== Given instruction ==
Only a number is wanted here: the number of lines of the data that include "кровь".

● ● ● ●

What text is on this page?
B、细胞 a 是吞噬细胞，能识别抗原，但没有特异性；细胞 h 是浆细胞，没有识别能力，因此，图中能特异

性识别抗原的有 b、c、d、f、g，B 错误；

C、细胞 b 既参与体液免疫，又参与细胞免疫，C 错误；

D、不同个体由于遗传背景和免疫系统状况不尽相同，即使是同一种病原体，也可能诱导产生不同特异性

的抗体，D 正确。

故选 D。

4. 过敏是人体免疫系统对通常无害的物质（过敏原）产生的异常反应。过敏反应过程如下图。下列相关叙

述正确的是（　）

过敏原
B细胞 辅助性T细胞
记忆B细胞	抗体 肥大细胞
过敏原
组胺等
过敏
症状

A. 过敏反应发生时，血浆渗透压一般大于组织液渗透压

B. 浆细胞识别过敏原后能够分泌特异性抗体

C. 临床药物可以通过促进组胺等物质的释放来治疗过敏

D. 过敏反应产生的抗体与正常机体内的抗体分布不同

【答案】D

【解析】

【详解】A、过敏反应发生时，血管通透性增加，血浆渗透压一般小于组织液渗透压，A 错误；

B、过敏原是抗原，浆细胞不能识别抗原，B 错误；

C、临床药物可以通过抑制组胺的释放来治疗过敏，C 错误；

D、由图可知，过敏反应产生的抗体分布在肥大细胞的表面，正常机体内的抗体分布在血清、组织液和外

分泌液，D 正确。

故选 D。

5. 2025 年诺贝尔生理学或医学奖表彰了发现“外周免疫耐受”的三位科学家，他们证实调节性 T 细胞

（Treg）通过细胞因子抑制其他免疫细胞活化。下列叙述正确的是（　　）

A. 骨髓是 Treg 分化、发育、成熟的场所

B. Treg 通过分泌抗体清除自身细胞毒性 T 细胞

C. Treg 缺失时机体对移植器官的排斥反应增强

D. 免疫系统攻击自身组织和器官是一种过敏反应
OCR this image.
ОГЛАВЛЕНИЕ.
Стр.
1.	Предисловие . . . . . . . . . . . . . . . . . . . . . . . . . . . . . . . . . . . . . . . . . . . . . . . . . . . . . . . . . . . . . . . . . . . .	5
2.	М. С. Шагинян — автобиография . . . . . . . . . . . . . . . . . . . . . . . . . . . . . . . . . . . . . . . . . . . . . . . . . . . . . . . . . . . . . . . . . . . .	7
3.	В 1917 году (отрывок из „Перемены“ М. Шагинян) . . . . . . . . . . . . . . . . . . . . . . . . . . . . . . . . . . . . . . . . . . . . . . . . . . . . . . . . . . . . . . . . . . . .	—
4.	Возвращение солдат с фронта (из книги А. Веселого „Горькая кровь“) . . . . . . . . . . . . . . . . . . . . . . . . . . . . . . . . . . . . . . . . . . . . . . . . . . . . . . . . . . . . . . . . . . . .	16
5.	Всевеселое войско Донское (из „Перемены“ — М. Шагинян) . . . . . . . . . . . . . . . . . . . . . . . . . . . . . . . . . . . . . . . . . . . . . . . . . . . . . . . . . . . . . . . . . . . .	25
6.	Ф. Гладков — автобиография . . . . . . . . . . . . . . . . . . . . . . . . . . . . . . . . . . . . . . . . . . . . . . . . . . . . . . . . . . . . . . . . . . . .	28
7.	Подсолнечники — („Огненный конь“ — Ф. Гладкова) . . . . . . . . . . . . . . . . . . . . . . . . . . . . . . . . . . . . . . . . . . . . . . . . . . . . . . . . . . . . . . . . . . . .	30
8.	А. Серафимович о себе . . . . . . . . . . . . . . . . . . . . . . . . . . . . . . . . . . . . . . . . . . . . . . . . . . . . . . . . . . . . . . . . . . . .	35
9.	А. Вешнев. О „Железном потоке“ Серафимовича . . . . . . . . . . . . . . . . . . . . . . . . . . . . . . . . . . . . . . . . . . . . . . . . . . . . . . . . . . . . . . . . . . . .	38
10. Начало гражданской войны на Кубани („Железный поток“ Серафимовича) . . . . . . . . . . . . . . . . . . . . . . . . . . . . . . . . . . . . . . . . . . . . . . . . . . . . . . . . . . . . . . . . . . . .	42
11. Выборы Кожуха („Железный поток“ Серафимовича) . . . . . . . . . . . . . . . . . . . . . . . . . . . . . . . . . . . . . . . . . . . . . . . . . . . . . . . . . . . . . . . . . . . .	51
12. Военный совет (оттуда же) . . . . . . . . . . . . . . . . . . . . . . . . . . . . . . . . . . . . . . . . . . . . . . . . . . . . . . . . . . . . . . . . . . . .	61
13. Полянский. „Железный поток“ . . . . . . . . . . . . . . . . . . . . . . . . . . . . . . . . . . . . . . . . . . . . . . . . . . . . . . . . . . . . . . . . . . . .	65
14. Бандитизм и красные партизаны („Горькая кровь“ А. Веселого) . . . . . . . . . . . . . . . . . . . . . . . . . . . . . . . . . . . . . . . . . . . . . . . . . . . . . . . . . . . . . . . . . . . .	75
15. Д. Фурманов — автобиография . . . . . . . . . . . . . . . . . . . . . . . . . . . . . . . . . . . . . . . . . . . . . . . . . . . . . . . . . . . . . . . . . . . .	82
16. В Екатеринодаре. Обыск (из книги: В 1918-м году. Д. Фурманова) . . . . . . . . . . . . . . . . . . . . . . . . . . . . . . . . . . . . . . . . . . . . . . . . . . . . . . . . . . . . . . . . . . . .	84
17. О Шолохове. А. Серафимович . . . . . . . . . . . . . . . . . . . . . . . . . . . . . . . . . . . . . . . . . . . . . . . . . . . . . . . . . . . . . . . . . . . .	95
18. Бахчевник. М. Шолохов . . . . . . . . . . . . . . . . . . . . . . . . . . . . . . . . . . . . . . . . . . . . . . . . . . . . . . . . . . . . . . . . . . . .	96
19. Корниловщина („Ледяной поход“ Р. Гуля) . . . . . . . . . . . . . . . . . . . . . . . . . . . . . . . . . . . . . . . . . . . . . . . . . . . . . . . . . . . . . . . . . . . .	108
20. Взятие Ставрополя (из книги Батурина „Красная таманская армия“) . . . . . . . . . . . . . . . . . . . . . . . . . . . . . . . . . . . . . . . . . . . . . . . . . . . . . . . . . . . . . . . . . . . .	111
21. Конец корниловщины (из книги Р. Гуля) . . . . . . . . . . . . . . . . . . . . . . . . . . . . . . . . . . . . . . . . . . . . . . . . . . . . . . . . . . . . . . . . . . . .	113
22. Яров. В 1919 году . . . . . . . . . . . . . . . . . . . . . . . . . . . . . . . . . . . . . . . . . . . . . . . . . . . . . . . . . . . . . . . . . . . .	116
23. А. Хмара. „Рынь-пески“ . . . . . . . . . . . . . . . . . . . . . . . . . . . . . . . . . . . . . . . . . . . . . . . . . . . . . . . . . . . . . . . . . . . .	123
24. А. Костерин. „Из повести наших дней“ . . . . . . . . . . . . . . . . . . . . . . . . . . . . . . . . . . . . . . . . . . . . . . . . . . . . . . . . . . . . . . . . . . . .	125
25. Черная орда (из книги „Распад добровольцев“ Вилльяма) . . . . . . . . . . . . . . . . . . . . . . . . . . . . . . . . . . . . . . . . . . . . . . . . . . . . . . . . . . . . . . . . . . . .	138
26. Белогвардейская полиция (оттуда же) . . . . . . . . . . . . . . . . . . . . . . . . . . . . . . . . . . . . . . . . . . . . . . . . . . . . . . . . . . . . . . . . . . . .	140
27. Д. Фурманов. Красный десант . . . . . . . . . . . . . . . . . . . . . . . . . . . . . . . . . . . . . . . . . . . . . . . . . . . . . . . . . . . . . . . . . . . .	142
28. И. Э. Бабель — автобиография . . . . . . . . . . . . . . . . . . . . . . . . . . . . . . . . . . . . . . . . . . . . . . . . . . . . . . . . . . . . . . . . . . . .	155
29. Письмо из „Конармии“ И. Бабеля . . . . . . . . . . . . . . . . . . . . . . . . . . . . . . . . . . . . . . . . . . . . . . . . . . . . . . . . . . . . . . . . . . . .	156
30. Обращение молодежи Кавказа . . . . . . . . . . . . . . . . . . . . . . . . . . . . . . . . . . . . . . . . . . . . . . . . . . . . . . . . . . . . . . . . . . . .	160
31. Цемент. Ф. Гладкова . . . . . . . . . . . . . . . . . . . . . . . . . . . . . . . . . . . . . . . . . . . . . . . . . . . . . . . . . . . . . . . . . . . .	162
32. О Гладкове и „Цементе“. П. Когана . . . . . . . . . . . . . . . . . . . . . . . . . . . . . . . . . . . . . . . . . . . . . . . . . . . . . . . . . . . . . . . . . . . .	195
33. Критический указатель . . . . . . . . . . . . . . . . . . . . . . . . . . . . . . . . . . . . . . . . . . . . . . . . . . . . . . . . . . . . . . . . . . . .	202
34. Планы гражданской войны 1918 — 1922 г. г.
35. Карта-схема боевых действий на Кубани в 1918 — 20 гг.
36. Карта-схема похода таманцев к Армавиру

● ● ● ●

== Solution below ==
2